• **DATA SHOWN**
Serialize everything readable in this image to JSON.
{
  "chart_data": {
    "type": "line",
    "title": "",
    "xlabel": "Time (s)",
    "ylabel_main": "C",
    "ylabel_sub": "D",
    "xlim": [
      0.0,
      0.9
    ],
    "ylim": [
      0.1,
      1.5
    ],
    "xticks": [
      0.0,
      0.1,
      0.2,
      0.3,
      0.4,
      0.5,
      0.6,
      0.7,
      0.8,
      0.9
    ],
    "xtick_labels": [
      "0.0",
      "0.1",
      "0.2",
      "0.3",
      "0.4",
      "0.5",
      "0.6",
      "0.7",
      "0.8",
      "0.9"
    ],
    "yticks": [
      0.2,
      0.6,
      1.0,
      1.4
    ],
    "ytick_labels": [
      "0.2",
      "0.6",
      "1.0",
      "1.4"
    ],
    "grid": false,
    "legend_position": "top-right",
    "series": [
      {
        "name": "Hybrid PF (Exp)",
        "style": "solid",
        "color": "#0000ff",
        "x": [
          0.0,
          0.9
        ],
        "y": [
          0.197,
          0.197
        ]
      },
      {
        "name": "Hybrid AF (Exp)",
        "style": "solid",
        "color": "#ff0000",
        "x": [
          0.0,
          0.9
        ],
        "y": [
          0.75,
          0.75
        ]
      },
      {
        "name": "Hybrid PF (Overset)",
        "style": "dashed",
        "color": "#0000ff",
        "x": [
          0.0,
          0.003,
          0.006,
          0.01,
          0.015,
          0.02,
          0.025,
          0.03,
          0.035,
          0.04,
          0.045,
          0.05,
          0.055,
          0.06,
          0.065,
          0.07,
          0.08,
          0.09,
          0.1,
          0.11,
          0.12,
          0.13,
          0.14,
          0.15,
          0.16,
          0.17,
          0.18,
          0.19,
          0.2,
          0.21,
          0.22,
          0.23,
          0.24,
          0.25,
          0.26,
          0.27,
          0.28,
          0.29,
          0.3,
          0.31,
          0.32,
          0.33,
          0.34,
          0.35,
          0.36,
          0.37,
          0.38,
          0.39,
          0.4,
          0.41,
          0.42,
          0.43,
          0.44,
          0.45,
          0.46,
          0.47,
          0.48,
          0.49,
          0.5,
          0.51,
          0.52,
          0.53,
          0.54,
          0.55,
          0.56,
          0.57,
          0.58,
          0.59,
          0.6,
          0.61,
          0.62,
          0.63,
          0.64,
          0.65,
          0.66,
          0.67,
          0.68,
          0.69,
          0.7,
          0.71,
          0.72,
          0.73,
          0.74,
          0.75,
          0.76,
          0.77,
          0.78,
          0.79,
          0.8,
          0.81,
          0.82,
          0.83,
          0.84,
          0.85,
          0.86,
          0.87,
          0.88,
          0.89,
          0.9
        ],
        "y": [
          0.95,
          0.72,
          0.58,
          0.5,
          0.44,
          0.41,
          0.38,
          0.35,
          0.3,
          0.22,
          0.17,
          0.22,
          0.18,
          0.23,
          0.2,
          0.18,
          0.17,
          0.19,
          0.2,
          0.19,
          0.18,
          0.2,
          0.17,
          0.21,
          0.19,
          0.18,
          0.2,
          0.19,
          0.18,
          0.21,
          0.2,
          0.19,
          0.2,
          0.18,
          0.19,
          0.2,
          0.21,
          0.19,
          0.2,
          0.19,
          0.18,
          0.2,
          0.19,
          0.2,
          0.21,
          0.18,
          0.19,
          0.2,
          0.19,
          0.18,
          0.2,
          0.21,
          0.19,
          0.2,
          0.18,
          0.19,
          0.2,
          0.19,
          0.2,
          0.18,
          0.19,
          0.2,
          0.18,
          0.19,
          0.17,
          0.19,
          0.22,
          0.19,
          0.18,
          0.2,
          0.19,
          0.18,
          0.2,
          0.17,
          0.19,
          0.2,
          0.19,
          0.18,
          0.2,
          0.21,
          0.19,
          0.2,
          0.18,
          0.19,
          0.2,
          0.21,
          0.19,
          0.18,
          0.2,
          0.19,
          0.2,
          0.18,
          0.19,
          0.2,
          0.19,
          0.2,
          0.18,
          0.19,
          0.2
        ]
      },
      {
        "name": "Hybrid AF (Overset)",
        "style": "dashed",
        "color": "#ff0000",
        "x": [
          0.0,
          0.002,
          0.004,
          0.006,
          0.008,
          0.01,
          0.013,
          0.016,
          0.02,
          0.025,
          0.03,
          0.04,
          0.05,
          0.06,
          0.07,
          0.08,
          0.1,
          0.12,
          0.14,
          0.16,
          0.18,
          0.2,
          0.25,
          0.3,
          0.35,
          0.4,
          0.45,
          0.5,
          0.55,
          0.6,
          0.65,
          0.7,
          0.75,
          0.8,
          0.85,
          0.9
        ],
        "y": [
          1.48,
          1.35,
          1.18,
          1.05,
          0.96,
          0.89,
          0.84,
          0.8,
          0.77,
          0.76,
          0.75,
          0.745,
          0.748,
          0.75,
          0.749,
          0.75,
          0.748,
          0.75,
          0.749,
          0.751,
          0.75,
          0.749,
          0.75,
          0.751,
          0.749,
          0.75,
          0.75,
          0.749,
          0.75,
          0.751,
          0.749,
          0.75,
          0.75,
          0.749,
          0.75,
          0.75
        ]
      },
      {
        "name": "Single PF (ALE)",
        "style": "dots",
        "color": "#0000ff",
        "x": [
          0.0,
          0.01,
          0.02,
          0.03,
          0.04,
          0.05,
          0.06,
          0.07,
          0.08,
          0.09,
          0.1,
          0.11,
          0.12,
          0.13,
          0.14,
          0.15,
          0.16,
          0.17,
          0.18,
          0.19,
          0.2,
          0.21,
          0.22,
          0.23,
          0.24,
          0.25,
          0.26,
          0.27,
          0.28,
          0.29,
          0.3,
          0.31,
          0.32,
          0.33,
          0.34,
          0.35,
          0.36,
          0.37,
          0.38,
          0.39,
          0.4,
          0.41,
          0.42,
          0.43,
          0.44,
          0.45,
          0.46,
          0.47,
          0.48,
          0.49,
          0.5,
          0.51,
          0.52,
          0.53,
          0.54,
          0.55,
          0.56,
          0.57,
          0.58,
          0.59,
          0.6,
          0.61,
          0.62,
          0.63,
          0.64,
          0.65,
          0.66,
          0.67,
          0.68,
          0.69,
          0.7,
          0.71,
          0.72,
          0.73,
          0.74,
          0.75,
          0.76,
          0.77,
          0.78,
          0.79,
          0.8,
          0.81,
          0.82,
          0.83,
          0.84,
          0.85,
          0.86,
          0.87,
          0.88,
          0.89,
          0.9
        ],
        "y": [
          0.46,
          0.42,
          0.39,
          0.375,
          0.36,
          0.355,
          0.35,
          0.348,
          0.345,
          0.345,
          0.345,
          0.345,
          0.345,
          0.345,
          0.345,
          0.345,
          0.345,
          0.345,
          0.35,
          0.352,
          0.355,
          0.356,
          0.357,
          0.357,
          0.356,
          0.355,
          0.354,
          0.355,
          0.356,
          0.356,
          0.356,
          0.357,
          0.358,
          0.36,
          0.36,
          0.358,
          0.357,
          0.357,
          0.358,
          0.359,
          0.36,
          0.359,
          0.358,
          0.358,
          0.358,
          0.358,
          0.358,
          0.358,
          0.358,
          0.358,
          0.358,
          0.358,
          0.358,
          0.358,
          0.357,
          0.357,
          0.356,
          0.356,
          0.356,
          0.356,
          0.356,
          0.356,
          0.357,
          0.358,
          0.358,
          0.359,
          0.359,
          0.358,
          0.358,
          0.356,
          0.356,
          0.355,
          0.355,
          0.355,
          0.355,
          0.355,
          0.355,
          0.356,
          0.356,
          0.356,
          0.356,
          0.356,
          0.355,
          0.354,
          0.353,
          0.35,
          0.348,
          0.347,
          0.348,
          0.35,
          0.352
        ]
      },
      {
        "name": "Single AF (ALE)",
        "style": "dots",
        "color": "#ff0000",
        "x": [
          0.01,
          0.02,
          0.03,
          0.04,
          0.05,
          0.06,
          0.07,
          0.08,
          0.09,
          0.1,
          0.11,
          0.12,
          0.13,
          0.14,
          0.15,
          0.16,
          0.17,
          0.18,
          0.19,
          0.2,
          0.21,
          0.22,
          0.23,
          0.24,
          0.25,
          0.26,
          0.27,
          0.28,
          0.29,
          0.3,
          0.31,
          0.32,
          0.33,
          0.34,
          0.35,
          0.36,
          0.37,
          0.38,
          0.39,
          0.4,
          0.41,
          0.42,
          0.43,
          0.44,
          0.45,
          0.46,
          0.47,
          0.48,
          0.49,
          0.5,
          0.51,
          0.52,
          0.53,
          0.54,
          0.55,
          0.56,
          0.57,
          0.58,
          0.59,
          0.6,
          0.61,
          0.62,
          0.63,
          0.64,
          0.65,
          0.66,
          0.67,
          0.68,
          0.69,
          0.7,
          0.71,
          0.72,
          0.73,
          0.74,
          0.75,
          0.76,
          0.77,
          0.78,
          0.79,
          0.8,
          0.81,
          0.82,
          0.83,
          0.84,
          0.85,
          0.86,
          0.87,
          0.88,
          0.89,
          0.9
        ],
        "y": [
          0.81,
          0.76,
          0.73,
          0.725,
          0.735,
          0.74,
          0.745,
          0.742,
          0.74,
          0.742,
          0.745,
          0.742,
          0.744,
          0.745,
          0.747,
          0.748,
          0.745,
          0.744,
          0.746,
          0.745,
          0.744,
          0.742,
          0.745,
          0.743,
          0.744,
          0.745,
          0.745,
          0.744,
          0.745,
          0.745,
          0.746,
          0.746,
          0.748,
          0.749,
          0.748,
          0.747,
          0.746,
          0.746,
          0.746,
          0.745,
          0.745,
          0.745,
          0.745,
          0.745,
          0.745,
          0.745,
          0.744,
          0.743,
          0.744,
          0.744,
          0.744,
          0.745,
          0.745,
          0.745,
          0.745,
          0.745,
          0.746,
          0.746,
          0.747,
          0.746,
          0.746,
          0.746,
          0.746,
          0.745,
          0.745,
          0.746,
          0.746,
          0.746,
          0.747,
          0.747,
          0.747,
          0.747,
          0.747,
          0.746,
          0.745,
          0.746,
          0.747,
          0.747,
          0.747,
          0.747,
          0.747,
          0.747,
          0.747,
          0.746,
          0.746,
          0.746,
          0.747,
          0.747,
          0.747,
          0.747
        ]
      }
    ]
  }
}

• **GIVEN EXERCISE**
Show, from the listing above, each line that contains the word "Hybrid".

• **EXERCISE RESPONSE**
        "name": "Hybrid PF (Exp)",
        "name": "Hybrid AF (Exp)",
        "name": "Hybrid PF (Overset)",
        "name": "Hybrid AF (Overset)",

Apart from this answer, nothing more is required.